RECORDS
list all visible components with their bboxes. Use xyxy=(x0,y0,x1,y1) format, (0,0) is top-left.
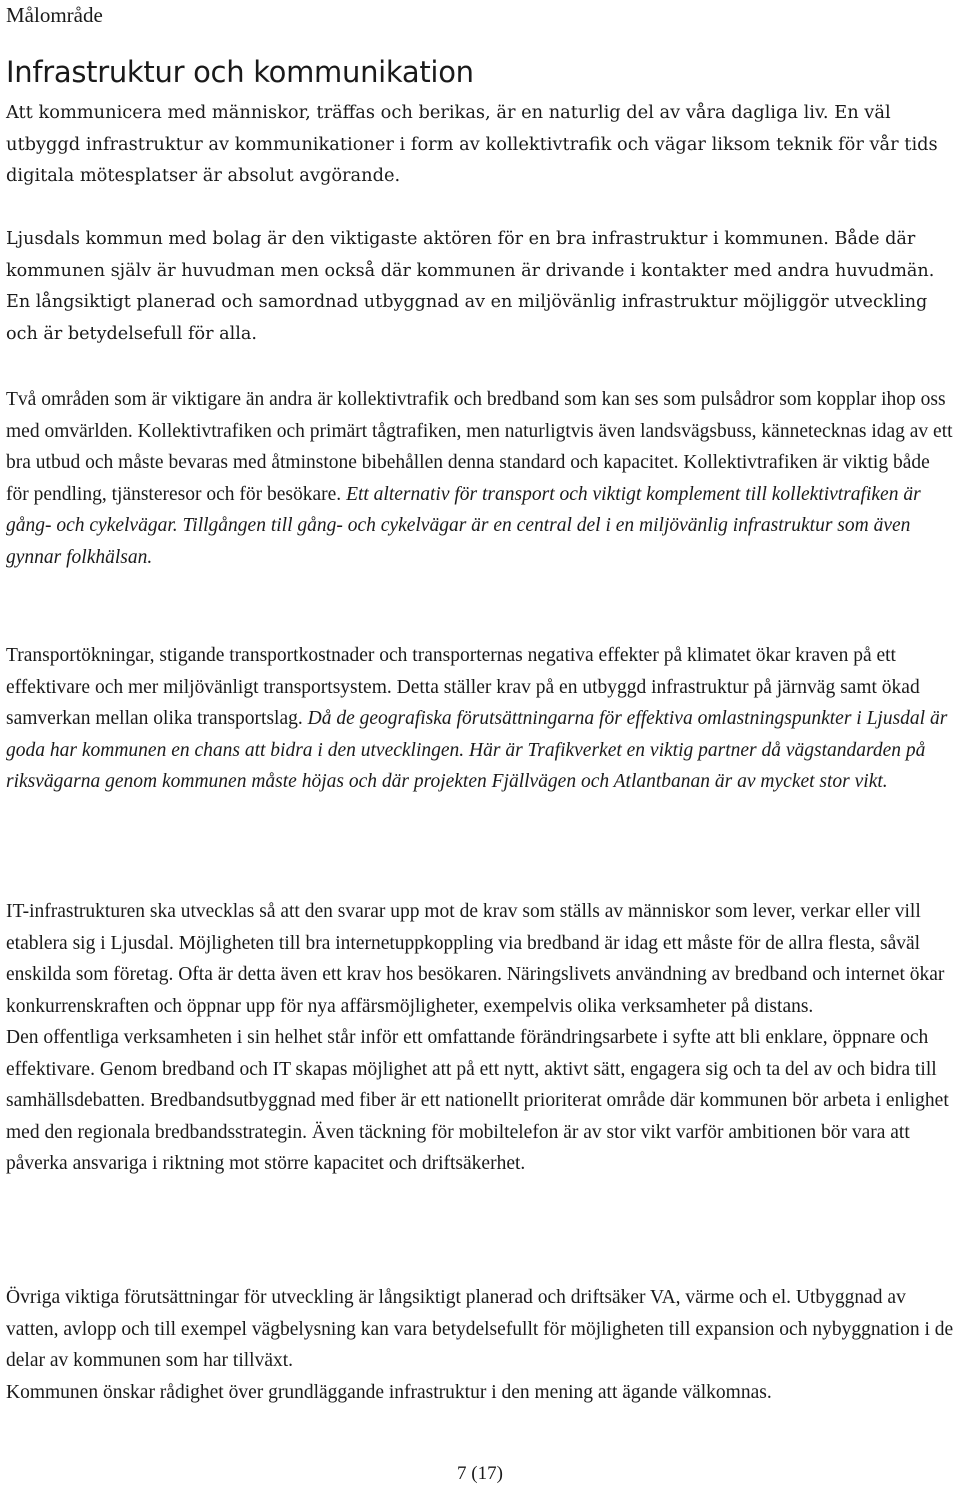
paragraph-continuation: Kommunen önskar rådighet över grundläggande infrastruktur i den mening att ägande välkomnas. xyxy=(6,1381,772,1403)
paragraph-text: Ljusdals kommun med bolag är den viktigaste aktören för en bra infrastruktur i kommunen. Både där kommunen själv är huvudman men också där kommunen är drivande i kontakter med andra huvudmän. En långsiktigt planerad och samordnad utbyggnad av en miljövänlig infrastruktur möjliggör utveckling och är betydelsefull för alla. xyxy=(6,229,935,344)
paragraph-public-transport xyxy=(6,384,956,573)
paragraph-text: Att kommunicera med människor, träffas och berikas, är en naturlig del av våra dagliga liv. En väl utbyggd infrastruktur av kommunikationer i form av kollektivtrafik och vägar liksom teknik för vår tids digitala mötesplatser är absolut avgörande. xyxy=(6,102,938,186)
paragraph-continuation: Den offentliga verksamheten i sin helhet står inför ett omfattande förändringsarbete i syfte att bli enklare, öppnare och effektivare. Genom bredband och IT skapas möjlighet att på ett nytt, aktivt sätt, engagera sig och ta del av och bidra till samhällsdebatten. Bredbandsutbyggnad med fiber är ett nationellt prioriterat område där kommunen bör arbeta i enlighet med den regionala bredbandsstrategin. Även täckning för mobiltelefon är av stor vikt varför ambitionen bör vara att påverka ansvariga i riktning mot större kapacitet och driftsäkerhet. xyxy=(6,1027,949,1174)
paragraph-utilities xyxy=(6,1282,956,1408)
paragraph-actors xyxy=(6,224,958,350)
paragraph-emphasis: Då de geografiska förutsättningarna för effektiva omlastningspunkter i Ljusdal är goda har kommunen en chans att bidra i den utvecklingen. Här är Trafikverket en viktig partner då vägstandarden på riksvägarna genom kommunen måste höjas och där projekten Fjällvägen och Atlantbanan är av mycket stor vikt. xyxy=(6,708,948,792)
page-number: 7 (17) xyxy=(457,1463,503,1484)
paragraph-emphasis: Ett alternativ för transport och viktigt komplement till kollektivtrafiken är gång- och cykelvägar. Tillgången till gång- och cykelvägar är en central del i en miljövänlig infrastruktur som även gynnar folkhälsan. xyxy=(6,483,921,568)
paragraph-text: IT-infrastrukturen ska utvecklas så att den svarar upp mot de krav som ställs av människor som lever, verkar eller vill etablera sig i Ljusdal. Möjligheten till bra internetuppkoppling via bredband är idag ett måste för de allra flesta, såväl enskilda som företag. Ofta är detta även ett krav hos besökaren. Näringslivets användning av bredband och internet ökar konkurrenskraften och öppnar upp för nya affärsmöjligheter, exempelvis olika verksamheter på distans. xyxy=(6,901,945,1017)
paragraph-it-infrastructure xyxy=(6,896,956,1180)
page-title: Infrastruktur och kommunikation xyxy=(6,55,474,89)
paragraph-text: Transportökningar, stigande transportkostnader och transporternas negativa effekter på klimatet ökar kraven på ett effektivare och mer miljövänligt transportsystem. Detta ställer krav på en utbyggd infrastruktur på järnväg samt ökad samverkan mellan olika transportslag. xyxy=(6,645,920,729)
paragraph-text: Övriga viktiga förutsättningar för utveckling är långsiktigt planerad och driftsäker VA, värme och el. Utbyggnad av vatten, avlopp och till exempel vägbelysning kan vara betydelsefullt för möjligheten till expansion och nybyggnation i de delar av kommunen som har tillväxt. xyxy=(6,1287,954,1371)
paragraph-transport-system xyxy=(6,640,956,798)
paragraph-intro xyxy=(6,97,958,192)
section-label: Målområde xyxy=(6,3,103,27)
paragraph-text: Två områden som är viktigare än andra är kollektivtrafik och bredband som kan ses som pulsådror som kopplar ihop oss med omvärlden. Kollektivtrafiken och primärt tågtrafiken, men naturligtvis även landsvägsbuss, kännetecknas idag av ett bra utbud och måste bevaras med åtminstone bibehållen denna standard och kapacitet. Kollektivtrafiken är viktig både för pendling, tjänsteresor och för besökare. xyxy=(6,389,953,505)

YOUR GOAL
An exact copy of all the entries above is required, with every picture left out.

OUTPUT FOR THIS TASK
list all visible components with their bboxes. Use xyxy=(x0,y0,x1,y1) format, (0,0) is top-left.
paragraph-continuation: Kommunen önskar rådighet över grundläggande infrastruktur i den mening att ägande välkomnas. xyxy=(6,1381,772,1403)
paragraph-text: Ljusdals kommun med bolag är den viktigaste aktören för en bra infrastruktur i kommunen. Både där kommunen själv är huvudman men också där kommunen är drivande i kontakter med andra huvudmän. En långsiktigt planerad och samordnad utbyggnad av en miljövänlig infrastruktur möjliggör utveckling och är betydelsefull för alla. xyxy=(6,229,935,344)
paragraph-public-transport xyxy=(6,384,956,573)
paragraph-text: Att kommunicera med människor, träffas och berikas, är en naturlig del av våra dagliga liv. En väl utbyggd infrastruktur av kommunikationer i form av kollektivtrafik och vägar liksom teknik för vår tids digitala mötesplatser är absolut avgörande. xyxy=(6,102,938,186)
paragraph-continuation: Den offentliga verksamheten i sin helhet står inför ett omfattande förändringsarbete i syfte att bli enklare, öppnare och effektivare. Genom bredband och IT skapas möjlighet att på ett nytt, aktivt sätt, engagera sig och ta del av och bidra till samhällsdebatten. Bredbandsutbyggnad med fiber är ett nationellt prioriterat område där kommunen bör arbeta i enlighet med den regionala bredbandsstrategin. Även täckning för mobiltelefon är av stor vikt varför ambitionen bör vara att påverka ansvariga i riktning mot större kapacitet och driftsäkerhet. xyxy=(6,1027,949,1174)
paragraph-utilities xyxy=(6,1282,956,1408)
paragraph-actors xyxy=(6,224,958,350)
paragraph-emphasis: Då de geografiska förutsättningarna för effektiva omlastningspunkter i Ljusdal är goda har kommunen en chans att bidra i den utvecklingen. Här är Trafikverket en viktig partner då vägstandarden på riksvägarna genom kommunen måste höjas och där projekten Fjällvägen och Atlantbanan är av mycket stor vikt. xyxy=(6,708,948,792)
page-number: 7 (17) xyxy=(457,1463,503,1484)
paragraph-emphasis: Ett alternativ för transport och viktigt komplement till kollektivtrafiken är gång- och cykelvägar. Tillgången till gång- och cykelvägar är en central del i en miljövänlig infrastruktur som även gynnar folkhälsan. xyxy=(6,483,921,568)
paragraph-text: IT-infrastrukturen ska utvecklas så att den svarar upp mot de krav som ställs av människor som lever, verkar eller vill etablera sig i Ljusdal. Möjligheten till bra internetuppkoppling via bredband är idag ett måste för de allra flesta, såväl enskilda som företag. Ofta är detta även ett krav hos besökaren. Näringslivets användning av bredband och internet ökar konkurrenskraften och öppnar upp för nya affärsmöjligheter, exempelvis olika verksamheter på distans. xyxy=(6,901,945,1017)
paragraph-it-infrastructure xyxy=(6,896,956,1180)
page-title: Infrastruktur och kommunikation xyxy=(6,55,474,89)
paragraph-text: Transportökningar, stigande transportkostnader och transporternas negativa effekter på klimatet ökar kraven på ett effektivare och mer miljövänligt transportsystem. Detta ställer krav på en utbyggd infrastruktur på järnväg samt ökad samverkan mellan olika transportslag. xyxy=(6,645,920,729)
paragraph-text: Övriga viktiga förutsättningar för utveckling är långsiktigt planerad och driftsäker VA, värme och el. Utbyggnad av vatten, avlopp och till exempel vägbelysning kan vara betydelsefullt för möjligheten till expansion och nybyggnation i de delar av kommunen som har tillväxt. xyxy=(6,1287,954,1371)
paragraph-transport-system xyxy=(6,640,956,798)
paragraph-intro xyxy=(6,97,958,192)
section-label: Målområde xyxy=(6,3,103,27)
paragraph-text: Två områden som är viktigare än andra är kollektivtrafik och bredband som kan ses som pulsådror som kopplar ihop oss med omvärlden. Kollektivtrafiken och primärt tågtrafiken, men naturligtvis även landsvägsbuss, kännetecknas idag av ett bra utbud och måste bevaras med åtminstone bibehållen denna standard och kapacitet. Kollektivtrafiken är viktig både för pendling, tjänsteresor och för besökare. xyxy=(6,389,953,505)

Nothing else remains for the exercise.